**Task to complete:** Write the records below out again exactly as given, with no images.

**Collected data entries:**

^^^^

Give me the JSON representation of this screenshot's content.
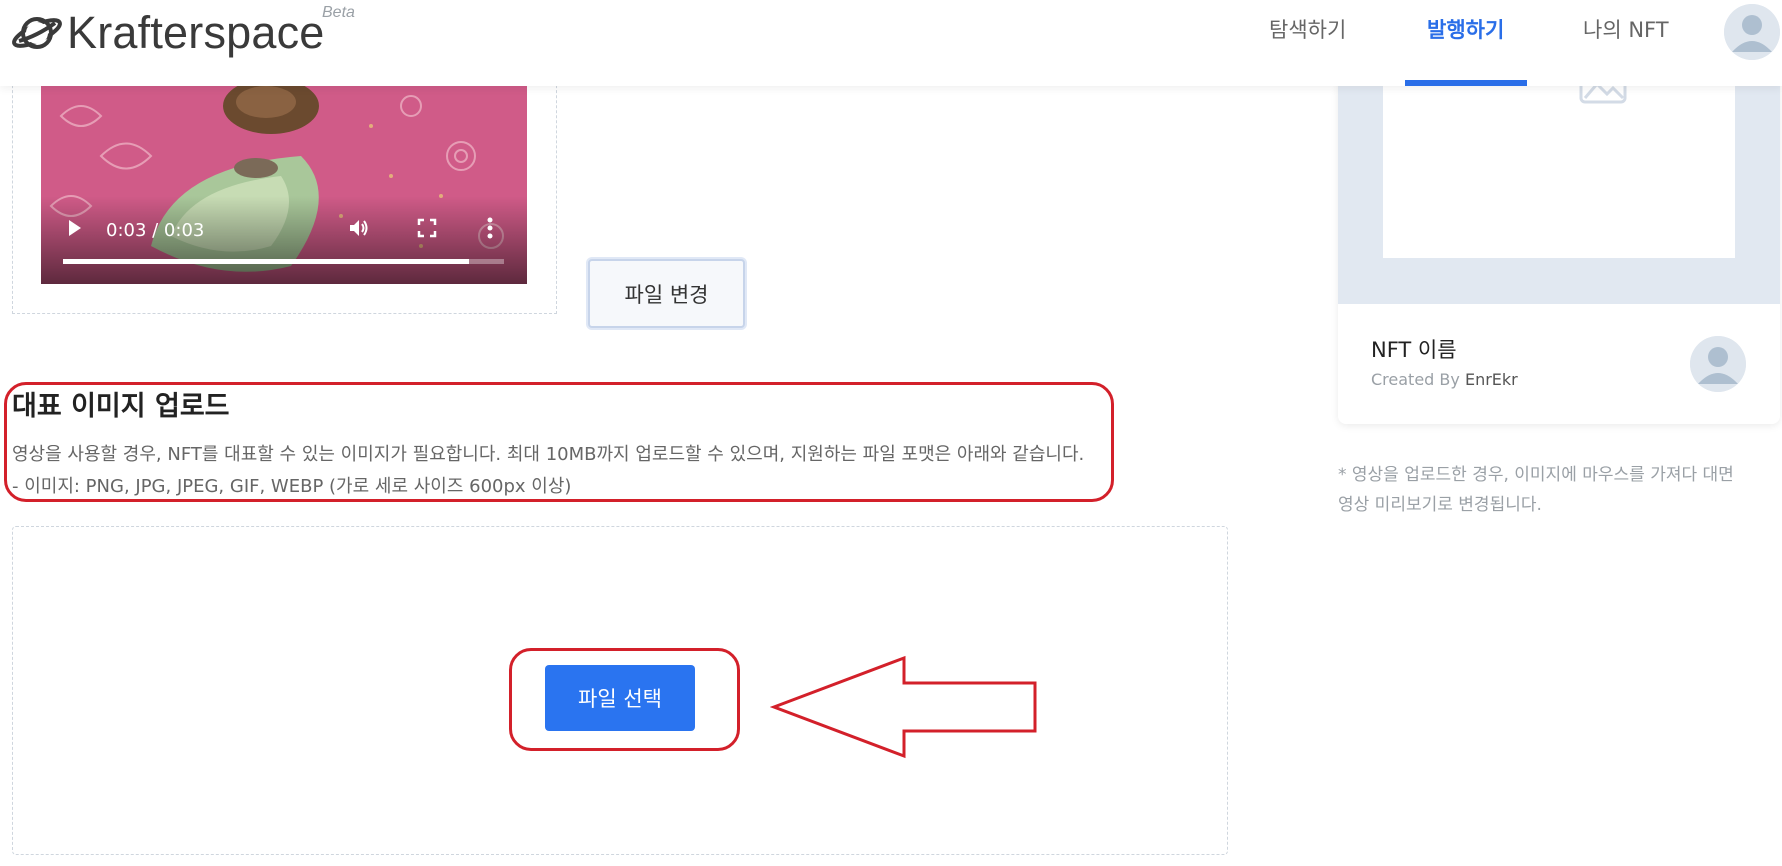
{
  "header": {
    "logo_text": "Krafterspace",
    "beta_label": "Beta",
    "nav": [
      {
        "label": "탐색하기"
      },
      {
        "label": "발행하기",
        "active": true
      },
      {
        "label": "나의 NFT"
      }
    ]
  },
  "video_upload": {
    "player": {
      "current_time": "0:03",
      "duration": "0:03",
      "time_display": "0:03 / 0:03",
      "progress": 0.92
    },
    "change_file_label": "파일 변경"
  },
  "thumbnail_upload": {
    "title": "대표 이미지 업로드",
    "description_line1": "영상을 사용할 경우, NFT를 대표할 수 있는 이미지가 필요합니다. 최대 10MB까지 업로드할 수 있으며, 지원하는 파일 포맷은 아래와 같습니다.",
    "description_line2": "- 이미지: PNG, JPG, JPEG, GIF, WEBP (가로 세로 사이즈 600px 이상)",
    "select_file_label": "파일 선택"
  },
  "preview": {
    "nft_name": "NFT 이름",
    "created_by_prefix": "Created By",
    "creator": "EnrEkr",
    "note_line1": "* 영상을 업로드한 경우, 이미지에 마우스를 가져다 대면",
    "note_line2": "영상 미리보기로 변경됩니다."
  },
  "colors": {
    "accent": "#2a6ee8",
    "button_primary": "#2a74f0",
    "annotation_red": "#d3202a",
    "preview_bg": "#e1e8f1"
  },
  "icons": [
    "planet-logo-icon",
    "play-icon",
    "volume-icon",
    "fullscreen-icon",
    "more-vertical-icon",
    "image-placeholder-icon",
    "user-avatar-icon",
    "annotation-arrow-icon"
  ]
}
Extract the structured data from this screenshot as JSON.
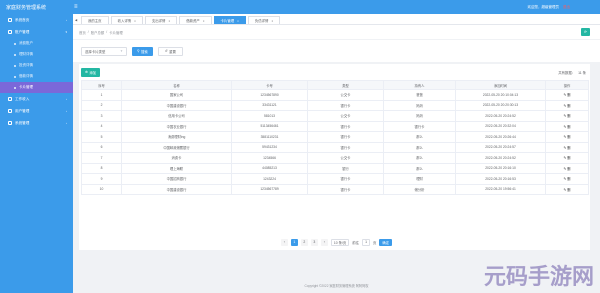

^^^^

**Solution below:**
Give me the JSON representation of this screenshot's content.
{
  "header": {
    "logo_text": "Krafterspace",
    "beta_label": "Beta",
    "nav": [
      {
        "label": "탐색하기"
      },
      {
        "label": "발행하기",
        "active": true
      },
      {
        "label": "나의 NFT"
      }
    ]
  },
  "video_upload": {
    "player": {
      "current_time": "0:03",
      "duration": "0:03",
      "time_display": "0:03 / 0:03",
      "progress": 0.92
    },
    "change_file_label": "파일 변경"
  },
  "thumbnail_upload": {
    "title": "대표 이미지 업로드",
    "description_line1": "영상을 사용할 경우, NFT를 대표할 수 있는 이미지가 필요합니다. 최대 10MB까지 업로드할 수 있으며, 지원하는 파일 포맷은 아래와 같습니다.",
    "description_line2": "- 이미지: PNG, JPG, JPEG, GIF, WEBP (가로 세로 사이즈 600px 이상)",
    "select_file_label": "파일 선택"
  },
  "preview": {
    "nft_name": "NFT 이름",
    "created_by_prefix": "Created By",
    "creator": "EnrEkr",
    "note_line1": "* 영상을 업로드한 경우, 이미지에 마우스를 가져다 대면",
    "note_line2": "영상 미리보기로 변경됩니다."
  },
  "colors": {
    "accent": "#2a6ee8",
    "button_primary": "#2a74f0",
    "annotation_red": "#d3202a",
    "preview_bg": "#e1e8f1"
  },
  "icons": [
    "planet-logo-icon",
    "play-icon",
    "volume-icon",
    "fullscreen-icon",
    "more-vertical-icon",
    "image-placeholder-icon",
    "user-avatar-icon",
    "annotation-arrow-icon"
  ]
}
Extract the structured data from this screenshot as JSON.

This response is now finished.